PROMPT |
Copy the lines below word for word, omitting the pictures.

DATASET EXCERPTS |
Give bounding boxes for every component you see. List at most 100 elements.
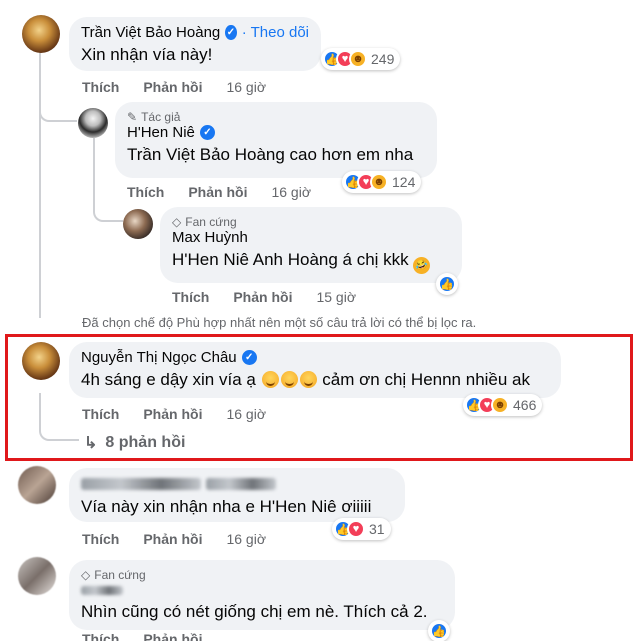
- like-button[interactable]: Thích: [82, 631, 119, 641]
- timestamp[interactable]: 15 giờ: [316, 289, 356, 305]
- fan-badge: ◇ Fan cứng: [172, 214, 450, 229]
- author-name[interactable]: H'Hen Niê: [127, 124, 195, 141]
- fan-badge: ◇ Fan cứng: [81, 567, 443, 582]
- love-reaction-icon: ♥: [347, 520, 365, 538]
- reply-button[interactable]: Phản hồi: [143, 79, 202, 95]
- comment-author: Trần Việt Bảo Hoàng ✓ · Theo dõi: [81, 24, 309, 41]
- avatar[interactable]: [22, 342, 60, 380]
- comment-text: Nhìn cũng có nét giống chị em nè. Thích …: [81, 602, 428, 621]
- thread-line: [93, 138, 95, 188]
- badge-label: Fan cứng: [185, 214, 237, 229]
- redacted-name: [206, 478, 276, 490]
- timestamp[interactable]: 16 giờ: [226, 531, 266, 547]
- badge-label: Fan cứng: [94, 567, 146, 582]
- badge-label: Tác giả: [141, 109, 181, 124]
- thread-elbow: [93, 186, 123, 222]
- comment-text-part: ơiiiii: [336, 497, 372, 516]
- reaction-summary[interactable]: 👍 ♥ ☻ 466: [463, 394, 543, 416]
- rofl-emoji-icon: 😂: [411, 254, 433, 277]
- care-reaction-icon: ☻: [491, 396, 509, 414]
- like-button[interactable]: Thích: [82, 406, 119, 422]
- comment-bubble: Trần Việt Bảo Hoàng ✓ · Theo dõi Xin nhậ…: [69, 17, 321, 71]
- reaction-summary[interactable]: 👍: [428, 620, 450, 641]
- smile-emoji-icon: [261, 371, 279, 388]
- like-reaction-icon: 👍: [438, 275, 456, 293]
- care-reaction-icon: ☻: [349, 50, 367, 68]
- comment-text-part: cảm ơn chị Hennn nhiều ak: [317, 370, 531, 389]
- redacted-name: [81, 585, 123, 595]
- like-button[interactable]: Thích: [82, 79, 119, 95]
- avatar[interactable]: [123, 209, 153, 239]
- reaction-count: 124: [392, 174, 416, 190]
- comment-actions: Thích Phản hồi: [82, 631, 202, 641]
- comment-bubble: ✎ Tác giả H'Hen Niê ✓ Trần Việt Bảo Hoàn…: [115, 102, 437, 178]
- reply-button[interactable]: Phản hồi: [143, 531, 202, 547]
- verified-badge-icon: ✓: [241, 350, 257, 365]
- author-name[interactable]: Max Huỳnh: [172, 229, 248, 246]
- reply-button[interactable]: Phản hồi: [188, 184, 247, 200]
- reaction-count: 249: [371, 51, 395, 67]
- comment-text: Trần Việt Bảo Hoàng cao hơn em nha: [127, 145, 425, 165]
- avatar[interactable]: [22, 15, 60, 53]
- comment-author-redacted: [81, 582, 443, 598]
- comment-bubble: Nguyễn Thị Ngọc Châu ✓ 4h sáng e dậy xin…: [69, 342, 561, 398]
- comment-text-rest: Anh Hoàng á chị kkk: [248, 250, 409, 269]
- reply-button[interactable]: Phản hồi: [233, 289, 292, 305]
- thread-line: [39, 48, 41, 318]
- pencil-icon: ✎: [127, 109, 138, 124]
- comment-bubble: ◇ Fan cứng Max Huỳnh H'Hen Niê Anh Hoàng…: [160, 207, 462, 283]
- reaction-count: 31: [369, 521, 385, 537]
- timestamp[interactable]: 16 giờ: [226, 406, 266, 422]
- like-reaction-icon: 👍: [430, 622, 448, 640]
- comment-author-redacted: [81, 475, 393, 493]
- like-button[interactable]: Thích: [82, 531, 119, 547]
- avatar[interactable]: [18, 557, 56, 595]
- comment-actions: Thích Phản hồi 16 giờ: [82, 406, 266, 422]
- comment-bubble: ◇ Fan cứng Nhìn cũng có nét giống chị em…: [69, 560, 455, 630]
- comment-text-part: Vía này xin nhận nha e: [81, 497, 260, 516]
- like-button[interactable]: Thích: [172, 289, 209, 305]
- reply-button[interactable]: Phản hồi: [143, 631, 202, 641]
- comment-bubble: Vía này xin nhận nha e H'Hen Niê ơiiiii: [69, 468, 405, 522]
- follow-link[interactable]: · Theo dõi: [242, 24, 309, 41]
- avatar[interactable]: [18, 466, 56, 504]
- view-replies-link[interactable]: ↳ 8 phản hồi: [84, 433, 185, 453]
- author-badge: ✎ Tác giả: [127, 109, 425, 124]
- comment-text: H'Hen Niê Anh Hoàng á chị kkk 😂: [172, 250, 450, 277]
- timestamp[interactable]: 16 giờ: [226, 79, 266, 95]
- comment-actions: Thích Phản hồi 16 giờ: [82, 531, 266, 547]
- mention-link[interactable]: H'Hen Niê: [172, 250, 249, 269]
- reaction-summary[interactable]: 👍: [436, 273, 458, 295]
- avatar[interactable]: [78, 108, 108, 138]
- filter-notice: Đã chọn chế độ Phù hợp nhất nên một số c…: [82, 315, 477, 330]
- thread-elbow: [39, 96, 77, 122]
- timestamp[interactable]: 16 giờ: [271, 184, 311, 200]
- comment-author: H'Hen Niê ✓: [127, 124, 425, 141]
- redacted-name: [81, 478, 201, 490]
- smile-emoji-icon: [280, 371, 298, 388]
- reaction-summary[interactable]: 👍 ♥ 31: [332, 518, 391, 540]
- comment-actions: Thích Phản hồi 16 giờ: [127, 184, 311, 200]
- comment-text-part: 4h sáng e dậy xin vía ạ: [81, 370, 256, 389]
- verified-badge-icon: ✓: [199, 125, 215, 140]
- reaction-count: 466: [513, 397, 537, 413]
- replies-count-label: 8 phản hồi: [105, 434, 186, 451]
- reply-arrow-icon: ↳: [84, 435, 98, 452]
- reaction-summary[interactable]: 👍 ♥ ☻ 249: [321, 48, 401, 70]
- author-name[interactable]: Nguyễn Thị Ngọc Châu: [81, 349, 237, 366]
- smile-emoji-icon: [299, 371, 317, 388]
- comment-text: Vía này xin nhận nha e H'Hen Niê ơiiiii: [81, 497, 393, 517]
- like-button[interactable]: Thích: [127, 184, 164, 200]
- diamond-icon: ◇: [81, 567, 91, 582]
- reaction-summary[interactable]: 👍 ♥ ☻ 124: [342, 171, 422, 193]
- mention-link[interactable]: H'Hen Niê: [260, 497, 337, 516]
- diamond-icon: ◇: [172, 214, 182, 229]
- reply-button[interactable]: Phản hồi: [143, 406, 202, 422]
- comment-author: Nguyễn Thị Ngọc Châu ✓: [81, 349, 549, 366]
- mention-link[interactable]: Trần Việt Bảo Hoàng: [127, 145, 285, 164]
- comment-text-rest: cao hơn em nha: [284, 145, 414, 164]
- verified-badge-icon: ✓: [225, 25, 237, 40]
- author-name[interactable]: Trần Việt Bảo Hoàng: [81, 24, 220, 41]
- comment-text: Xin nhận vía này!: [81, 45, 213, 64]
- comment-text: 4h sáng e dậy xin vía ạ cảm ơn chị Hennn…: [81, 370, 549, 390]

WRITTEN RESPONSE |
Give bounding boxes for every component you see. List at most 100 elements.
- like-button[interactable]: Thích: [82, 631, 119, 641]
- timestamp[interactable]: 15 giờ: [316, 289, 356, 305]
- fan-badge: ◇ Fan cứng: [172, 214, 450, 229]
- author-name[interactable]: H'Hen Niê: [127, 124, 195, 141]
- fan-badge: ◇ Fan cứng: [81, 567, 443, 582]
- love-reaction-icon: ♥: [347, 520, 365, 538]
- reply-button[interactable]: Phản hồi: [143, 79, 202, 95]
- comment-author: Trần Việt Bảo Hoàng ✓ · Theo dõi: [81, 24, 309, 41]
- avatar[interactable]: [22, 342, 60, 380]
- comment-text: Nhìn cũng có nét giống chị em nè. Thích …: [81, 602, 428, 621]
- thread-line: [93, 138, 95, 188]
- badge-label: Fan cứng: [185, 214, 237, 229]
- redacted-name: [206, 478, 276, 490]
- timestamp[interactable]: 16 giờ: [226, 531, 266, 547]
- badge-label: Fan cứng: [94, 567, 146, 582]
- badge-label: Tác giả: [141, 109, 181, 124]
- thread-elbow: [93, 186, 123, 222]
- comment-text-part: ơiiiii: [336, 497, 372, 516]
- reaction-summary[interactable]: 👍 ♥ ☻ 466: [463, 394, 543, 416]
- rofl-emoji-icon: 😂: [411, 254, 433, 277]
- care-reaction-icon: ☻: [491, 396, 509, 414]
- like-button[interactable]: Thích: [82, 406, 119, 422]
- comment-bubble: Trần Việt Bảo Hoàng ✓ · Theo dõi Xin nhậ…: [69, 17, 321, 71]
- reaction-summary[interactable]: 👍: [428, 620, 450, 641]
- smile-emoji-icon: [261, 371, 279, 388]
- like-reaction-icon: 👍: [438, 275, 456, 293]
- care-reaction-icon: ☻: [349, 50, 367, 68]
- comment-text-part: cảm ơn chị Hennn nhiều ak: [317, 370, 531, 389]
- redacted-name: [81, 585, 123, 595]
- like-button[interactable]: Thích: [82, 79, 119, 95]
- avatar[interactable]: [123, 209, 153, 239]
- reaction-count: 124: [392, 174, 416, 190]
- comment-actions: Thích Phản hồi: [82, 631, 202, 641]
- comment-bubble: ✎ Tác giả H'Hen Niê ✓ Trần Việt Bảo Hoàn…: [115, 102, 437, 178]
- reply-button[interactable]: Phản hồi: [143, 531, 202, 547]
- verified-badge-icon: ✓: [241, 350, 257, 365]
- author-name[interactable]: Max Huỳnh: [172, 229, 248, 246]
- reply-button[interactable]: Phản hồi: [188, 184, 247, 200]
- reaction-count: 249: [371, 51, 395, 67]
- comment-text: Trần Việt Bảo Hoàng cao hơn em nha: [127, 145, 425, 165]
- avatar[interactable]: [22, 15, 60, 53]
- comment-author-redacted: [81, 582, 443, 598]
- comment-bubble: Nguyễn Thị Ngọc Châu ✓ 4h sáng e dậy xin…: [69, 342, 561, 398]
- comment-text-rest: Anh Hoàng á chị kkk: [248, 250, 409, 269]
- reply-button[interactable]: Phản hồi: [233, 289, 292, 305]
- thread-line: [39, 48, 41, 318]
- pencil-icon: ✎: [127, 109, 138, 124]
- comment-bubble: ◇ Fan cứng Max Huỳnh H'Hen Niê Anh Hoàng…: [160, 207, 462, 283]
- reaction-count: 31: [369, 521, 385, 537]
- timestamp[interactable]: 16 giờ: [226, 406, 266, 422]
- like-reaction-icon: 👍: [430, 622, 448, 640]
- comment-author-redacted: [81, 475, 393, 493]
- like-button[interactable]: Thích: [82, 531, 119, 547]
- avatar[interactable]: [18, 557, 56, 595]
- comment-actions: Thích Phản hồi 16 giờ: [82, 406, 266, 422]
- comment-bubble: ◇ Fan cứng Nhìn cũng có nét giống chị em…: [69, 560, 455, 630]
- comment-text-part: Vía này xin nhận nha e: [81, 497, 260, 516]
- like-button[interactable]: Thích: [172, 289, 209, 305]
- reply-button[interactable]: Phản hồi: [143, 631, 202, 641]
- comment-bubble: Vía này xin nhận nha e H'Hen Niê ơiiiii: [69, 468, 405, 522]
- follow-link[interactable]: · Theo dõi: [242, 24, 309, 41]
- avatar[interactable]: [18, 466, 56, 504]
- view-replies-link[interactable]: ↳ 8 phản hồi: [84, 433, 185, 453]
- author-badge: ✎ Tác giả: [127, 109, 425, 124]
- comment-text: H'Hen Niê Anh Hoàng á chị kkk 😂: [172, 250, 450, 277]
- timestamp[interactable]: 16 giờ: [226, 79, 266, 95]
- comment-actions: Thích Phản hồi 16 giờ: [82, 531, 266, 547]
- mention-link[interactable]: H'Hen Niê: [172, 250, 249, 269]
- reaction-summary[interactable]: 👍: [436, 273, 458, 295]
- avatar[interactable]: [78, 108, 108, 138]
- filter-notice: Đã chọn chế độ Phù hợp nhất nên một số c…: [82, 315, 477, 330]
- thread-elbow: [39, 96, 77, 122]
- timestamp[interactable]: 16 giờ: [271, 184, 311, 200]
- comment-author: H'Hen Niê ✓: [127, 124, 425, 141]
- redacted-name: [81, 478, 201, 490]
- smile-emoji-icon: [280, 371, 298, 388]
- reaction-summary[interactable]: 👍 ♥ 31: [332, 518, 391, 540]
- comment-actions: Thích Phản hồi 16 giờ: [127, 184, 311, 200]
- comment-text-part: 4h sáng e dậy xin vía ạ: [81, 370, 256, 389]
- verified-badge-icon: ✓: [199, 125, 215, 140]
- reaction-count: 466: [513, 397, 537, 413]
- replies-count-label: 8 phản hồi: [105, 434, 186, 451]
- reply-arrow-icon: ↳: [84, 435, 98, 452]
- reaction-summary[interactable]: 👍 ♥ ☻ 249: [321, 48, 401, 70]
- author-name[interactable]: Nguyễn Thị Ngọc Châu: [81, 349, 237, 366]
- smile-emoji-icon: [299, 371, 317, 388]
- comment-text: Vía này xin nhận nha e H'Hen Niê ơiiiii: [81, 497, 393, 517]
- like-button[interactable]: Thích: [127, 184, 164, 200]
- diamond-icon: ◇: [81, 567, 91, 582]
- reaction-summary[interactable]: 👍 ♥ ☻ 124: [342, 171, 422, 193]
- mention-link[interactable]: H'Hen Niê: [260, 497, 337, 516]
- diamond-icon: ◇: [172, 214, 182, 229]
- reply-button[interactable]: Phản hồi: [143, 406, 202, 422]
- comment-author: Nguyễn Thị Ngọc Châu ✓: [81, 349, 549, 366]
- mention-link[interactable]: Trần Việt Bảo Hoàng: [127, 145, 285, 164]
- comment-text-rest: cao hơn em nha: [284, 145, 414, 164]
- verified-badge-icon: ✓: [225, 25, 237, 40]
- author-name[interactable]: Trần Việt Bảo Hoàng: [81, 24, 220, 41]
- comment-text: Xin nhận vía này!: [81, 45, 213, 64]
- comment-text: 4h sáng e dậy xin vía ạ cảm ơn chị Hennn…: [81, 370, 549, 390]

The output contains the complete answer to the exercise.